WHAT IS BEING ASKED: Copy the lines holding the word "Investor", all of them.

Some records
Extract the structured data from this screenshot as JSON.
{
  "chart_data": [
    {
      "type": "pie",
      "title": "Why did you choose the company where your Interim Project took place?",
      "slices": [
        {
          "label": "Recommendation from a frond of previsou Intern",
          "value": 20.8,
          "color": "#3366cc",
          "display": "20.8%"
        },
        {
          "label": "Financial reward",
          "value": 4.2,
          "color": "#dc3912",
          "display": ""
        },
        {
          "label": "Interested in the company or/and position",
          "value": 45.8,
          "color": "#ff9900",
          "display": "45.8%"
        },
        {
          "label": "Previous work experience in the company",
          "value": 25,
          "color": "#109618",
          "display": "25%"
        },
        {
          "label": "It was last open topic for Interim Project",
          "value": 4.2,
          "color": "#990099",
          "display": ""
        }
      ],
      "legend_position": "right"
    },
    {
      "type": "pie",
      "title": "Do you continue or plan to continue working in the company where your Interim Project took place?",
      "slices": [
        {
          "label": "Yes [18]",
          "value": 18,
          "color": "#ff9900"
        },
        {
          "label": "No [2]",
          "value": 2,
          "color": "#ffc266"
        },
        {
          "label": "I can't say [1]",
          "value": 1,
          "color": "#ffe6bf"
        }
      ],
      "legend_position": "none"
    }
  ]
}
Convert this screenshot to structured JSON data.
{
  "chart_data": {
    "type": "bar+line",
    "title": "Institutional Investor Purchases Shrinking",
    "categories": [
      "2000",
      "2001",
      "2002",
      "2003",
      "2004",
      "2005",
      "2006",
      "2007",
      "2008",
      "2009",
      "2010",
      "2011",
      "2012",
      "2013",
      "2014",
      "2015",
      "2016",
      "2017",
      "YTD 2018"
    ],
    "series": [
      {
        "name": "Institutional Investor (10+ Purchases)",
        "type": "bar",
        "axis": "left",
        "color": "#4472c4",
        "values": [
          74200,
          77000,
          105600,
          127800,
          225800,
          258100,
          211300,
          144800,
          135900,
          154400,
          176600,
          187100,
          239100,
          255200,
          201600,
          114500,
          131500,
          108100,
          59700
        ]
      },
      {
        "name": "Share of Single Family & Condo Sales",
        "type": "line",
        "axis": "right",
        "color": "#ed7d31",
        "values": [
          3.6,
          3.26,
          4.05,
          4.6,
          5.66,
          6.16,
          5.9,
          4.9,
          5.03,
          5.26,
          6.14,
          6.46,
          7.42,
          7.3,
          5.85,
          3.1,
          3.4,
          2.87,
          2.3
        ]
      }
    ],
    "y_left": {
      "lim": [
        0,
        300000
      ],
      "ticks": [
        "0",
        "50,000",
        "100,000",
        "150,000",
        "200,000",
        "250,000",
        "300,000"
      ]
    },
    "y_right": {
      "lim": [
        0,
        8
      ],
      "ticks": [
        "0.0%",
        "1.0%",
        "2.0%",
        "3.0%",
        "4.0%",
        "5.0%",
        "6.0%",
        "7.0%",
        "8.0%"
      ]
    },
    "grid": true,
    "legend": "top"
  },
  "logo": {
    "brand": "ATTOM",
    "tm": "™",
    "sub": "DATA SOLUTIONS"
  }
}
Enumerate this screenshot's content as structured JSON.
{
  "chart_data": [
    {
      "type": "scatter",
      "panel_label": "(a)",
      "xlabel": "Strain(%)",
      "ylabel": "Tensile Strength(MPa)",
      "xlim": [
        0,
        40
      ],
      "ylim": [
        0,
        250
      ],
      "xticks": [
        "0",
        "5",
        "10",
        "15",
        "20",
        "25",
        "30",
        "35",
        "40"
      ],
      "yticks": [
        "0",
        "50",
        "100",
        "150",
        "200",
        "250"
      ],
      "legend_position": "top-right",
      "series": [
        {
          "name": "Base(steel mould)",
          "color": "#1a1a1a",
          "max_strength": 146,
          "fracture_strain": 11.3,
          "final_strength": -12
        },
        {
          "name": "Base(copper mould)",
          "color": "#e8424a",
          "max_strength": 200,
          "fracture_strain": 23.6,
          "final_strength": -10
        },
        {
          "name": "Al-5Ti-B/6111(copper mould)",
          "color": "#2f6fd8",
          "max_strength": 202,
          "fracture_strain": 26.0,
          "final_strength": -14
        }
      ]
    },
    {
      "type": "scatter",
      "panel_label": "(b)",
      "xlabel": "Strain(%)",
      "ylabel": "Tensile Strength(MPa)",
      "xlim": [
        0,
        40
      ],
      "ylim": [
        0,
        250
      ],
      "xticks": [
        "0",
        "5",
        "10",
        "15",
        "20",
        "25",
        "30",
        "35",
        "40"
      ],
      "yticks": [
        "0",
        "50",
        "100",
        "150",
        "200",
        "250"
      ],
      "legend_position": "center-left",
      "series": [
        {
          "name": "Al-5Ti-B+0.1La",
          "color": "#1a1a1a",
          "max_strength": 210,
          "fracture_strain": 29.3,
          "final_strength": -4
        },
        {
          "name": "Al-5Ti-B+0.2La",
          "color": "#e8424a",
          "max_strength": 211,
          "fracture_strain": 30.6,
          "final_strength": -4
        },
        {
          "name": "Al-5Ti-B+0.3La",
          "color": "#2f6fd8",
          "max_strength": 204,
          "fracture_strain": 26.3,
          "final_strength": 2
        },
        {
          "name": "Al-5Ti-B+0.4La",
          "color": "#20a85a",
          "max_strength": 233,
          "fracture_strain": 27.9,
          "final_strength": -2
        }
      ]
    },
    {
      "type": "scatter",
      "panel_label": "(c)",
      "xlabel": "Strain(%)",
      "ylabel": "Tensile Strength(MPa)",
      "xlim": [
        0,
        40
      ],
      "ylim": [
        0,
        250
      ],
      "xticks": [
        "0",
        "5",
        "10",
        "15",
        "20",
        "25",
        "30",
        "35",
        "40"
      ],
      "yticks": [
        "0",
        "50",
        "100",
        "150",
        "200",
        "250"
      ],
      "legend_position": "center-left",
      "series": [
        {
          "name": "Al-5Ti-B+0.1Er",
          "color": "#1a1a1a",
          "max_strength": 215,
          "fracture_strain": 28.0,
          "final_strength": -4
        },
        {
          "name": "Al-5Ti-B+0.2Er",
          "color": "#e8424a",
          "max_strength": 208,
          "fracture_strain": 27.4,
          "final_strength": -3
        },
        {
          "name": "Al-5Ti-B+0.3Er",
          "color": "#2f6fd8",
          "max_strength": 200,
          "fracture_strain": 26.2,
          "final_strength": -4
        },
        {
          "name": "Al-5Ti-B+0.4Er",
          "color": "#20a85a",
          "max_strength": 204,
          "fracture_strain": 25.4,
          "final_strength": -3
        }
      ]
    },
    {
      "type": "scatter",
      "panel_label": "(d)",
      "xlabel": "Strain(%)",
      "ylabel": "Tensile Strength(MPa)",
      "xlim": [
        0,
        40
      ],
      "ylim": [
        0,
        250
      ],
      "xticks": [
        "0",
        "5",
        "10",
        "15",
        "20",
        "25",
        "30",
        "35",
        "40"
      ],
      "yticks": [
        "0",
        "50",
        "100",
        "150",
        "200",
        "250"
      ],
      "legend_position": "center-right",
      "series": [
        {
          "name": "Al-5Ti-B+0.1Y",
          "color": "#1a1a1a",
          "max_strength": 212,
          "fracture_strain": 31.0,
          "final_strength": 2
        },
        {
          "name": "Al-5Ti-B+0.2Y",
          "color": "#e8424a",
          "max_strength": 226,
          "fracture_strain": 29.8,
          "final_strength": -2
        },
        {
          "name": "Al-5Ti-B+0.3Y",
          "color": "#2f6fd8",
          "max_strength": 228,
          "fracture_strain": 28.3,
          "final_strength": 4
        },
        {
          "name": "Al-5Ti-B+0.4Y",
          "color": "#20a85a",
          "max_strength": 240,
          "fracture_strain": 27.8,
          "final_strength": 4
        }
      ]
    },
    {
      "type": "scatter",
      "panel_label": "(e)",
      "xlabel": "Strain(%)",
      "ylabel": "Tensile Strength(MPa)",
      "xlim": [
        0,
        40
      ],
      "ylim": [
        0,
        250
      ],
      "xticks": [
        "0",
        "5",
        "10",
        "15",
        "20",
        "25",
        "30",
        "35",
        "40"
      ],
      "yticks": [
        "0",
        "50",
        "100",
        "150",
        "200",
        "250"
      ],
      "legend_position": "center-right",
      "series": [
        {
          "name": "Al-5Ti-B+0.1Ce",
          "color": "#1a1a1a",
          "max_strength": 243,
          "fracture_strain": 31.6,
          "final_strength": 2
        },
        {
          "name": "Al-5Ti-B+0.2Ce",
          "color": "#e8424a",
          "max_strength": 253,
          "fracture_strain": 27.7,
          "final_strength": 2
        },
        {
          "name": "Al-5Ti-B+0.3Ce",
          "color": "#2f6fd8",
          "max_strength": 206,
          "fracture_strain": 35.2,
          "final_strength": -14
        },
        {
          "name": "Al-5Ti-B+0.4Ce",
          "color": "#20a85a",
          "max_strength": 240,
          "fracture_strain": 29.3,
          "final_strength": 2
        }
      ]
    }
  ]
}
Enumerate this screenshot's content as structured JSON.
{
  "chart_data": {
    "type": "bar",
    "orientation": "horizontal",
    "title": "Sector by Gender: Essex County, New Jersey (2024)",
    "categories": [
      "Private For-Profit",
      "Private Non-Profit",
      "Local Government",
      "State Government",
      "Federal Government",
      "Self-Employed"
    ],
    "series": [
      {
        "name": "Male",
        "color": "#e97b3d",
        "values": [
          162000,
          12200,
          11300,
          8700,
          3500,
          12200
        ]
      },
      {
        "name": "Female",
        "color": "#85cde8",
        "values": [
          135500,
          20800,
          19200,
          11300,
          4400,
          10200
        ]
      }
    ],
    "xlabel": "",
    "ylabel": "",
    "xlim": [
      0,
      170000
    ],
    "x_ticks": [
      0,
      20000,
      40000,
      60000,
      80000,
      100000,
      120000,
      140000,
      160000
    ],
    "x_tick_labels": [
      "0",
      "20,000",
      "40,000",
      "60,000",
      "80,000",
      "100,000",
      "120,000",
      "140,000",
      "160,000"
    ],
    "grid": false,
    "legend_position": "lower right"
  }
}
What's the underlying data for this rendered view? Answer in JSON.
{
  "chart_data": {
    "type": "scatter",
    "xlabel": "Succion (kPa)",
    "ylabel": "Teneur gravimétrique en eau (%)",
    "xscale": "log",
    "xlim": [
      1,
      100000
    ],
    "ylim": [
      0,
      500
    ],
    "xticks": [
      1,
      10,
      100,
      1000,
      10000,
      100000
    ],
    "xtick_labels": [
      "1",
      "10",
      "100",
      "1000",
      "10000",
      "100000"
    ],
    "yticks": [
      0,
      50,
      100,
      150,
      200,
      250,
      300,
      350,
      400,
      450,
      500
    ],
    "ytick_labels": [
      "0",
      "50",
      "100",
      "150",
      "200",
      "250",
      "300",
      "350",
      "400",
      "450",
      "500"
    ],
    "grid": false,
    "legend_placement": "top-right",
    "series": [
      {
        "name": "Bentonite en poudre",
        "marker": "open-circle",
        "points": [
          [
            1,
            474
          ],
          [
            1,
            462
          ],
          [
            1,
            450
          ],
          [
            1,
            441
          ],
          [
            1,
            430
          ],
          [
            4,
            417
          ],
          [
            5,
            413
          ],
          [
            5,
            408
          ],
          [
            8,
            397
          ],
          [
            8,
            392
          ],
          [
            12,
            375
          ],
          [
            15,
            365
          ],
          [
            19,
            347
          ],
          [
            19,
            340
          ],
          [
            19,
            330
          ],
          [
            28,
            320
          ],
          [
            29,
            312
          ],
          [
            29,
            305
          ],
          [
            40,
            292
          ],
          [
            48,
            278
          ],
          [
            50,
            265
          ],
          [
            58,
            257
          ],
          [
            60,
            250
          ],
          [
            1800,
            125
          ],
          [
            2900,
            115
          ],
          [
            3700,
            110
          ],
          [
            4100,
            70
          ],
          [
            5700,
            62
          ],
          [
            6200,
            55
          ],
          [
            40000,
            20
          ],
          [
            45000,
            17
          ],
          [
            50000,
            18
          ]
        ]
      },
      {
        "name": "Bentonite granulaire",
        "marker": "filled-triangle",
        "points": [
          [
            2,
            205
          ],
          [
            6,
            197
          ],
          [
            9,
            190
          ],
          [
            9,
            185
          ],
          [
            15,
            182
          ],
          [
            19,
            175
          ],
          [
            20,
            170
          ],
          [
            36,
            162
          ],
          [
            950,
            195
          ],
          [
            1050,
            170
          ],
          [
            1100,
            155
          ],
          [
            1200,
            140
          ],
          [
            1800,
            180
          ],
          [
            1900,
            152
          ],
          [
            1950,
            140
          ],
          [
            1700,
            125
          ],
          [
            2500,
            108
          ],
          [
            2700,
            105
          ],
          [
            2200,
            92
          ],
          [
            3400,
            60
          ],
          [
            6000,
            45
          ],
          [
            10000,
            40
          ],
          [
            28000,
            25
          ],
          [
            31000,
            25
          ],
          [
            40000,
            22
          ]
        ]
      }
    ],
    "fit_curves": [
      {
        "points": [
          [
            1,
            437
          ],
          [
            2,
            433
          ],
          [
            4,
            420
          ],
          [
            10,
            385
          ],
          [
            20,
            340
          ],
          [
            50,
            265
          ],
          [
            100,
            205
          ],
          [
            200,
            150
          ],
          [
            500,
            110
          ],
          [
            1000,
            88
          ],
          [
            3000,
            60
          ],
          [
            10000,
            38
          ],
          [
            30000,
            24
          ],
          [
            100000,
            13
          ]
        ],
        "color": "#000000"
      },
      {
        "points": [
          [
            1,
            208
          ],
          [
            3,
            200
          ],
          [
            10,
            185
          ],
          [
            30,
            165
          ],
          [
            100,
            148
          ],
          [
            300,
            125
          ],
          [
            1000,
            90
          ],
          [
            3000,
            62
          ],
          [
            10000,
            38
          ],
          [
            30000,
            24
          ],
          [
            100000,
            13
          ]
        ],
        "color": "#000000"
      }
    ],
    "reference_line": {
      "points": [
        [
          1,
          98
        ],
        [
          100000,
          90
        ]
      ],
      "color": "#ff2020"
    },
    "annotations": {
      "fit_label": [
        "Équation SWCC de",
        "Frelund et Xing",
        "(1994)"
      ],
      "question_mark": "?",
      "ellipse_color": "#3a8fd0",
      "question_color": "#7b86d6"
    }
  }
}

SOLUTION TO THIS PROBLEM:
    "title": "Institutional Investor Purchases Shrinking",
        "name": "Institutional Investor (10+ Purchases)",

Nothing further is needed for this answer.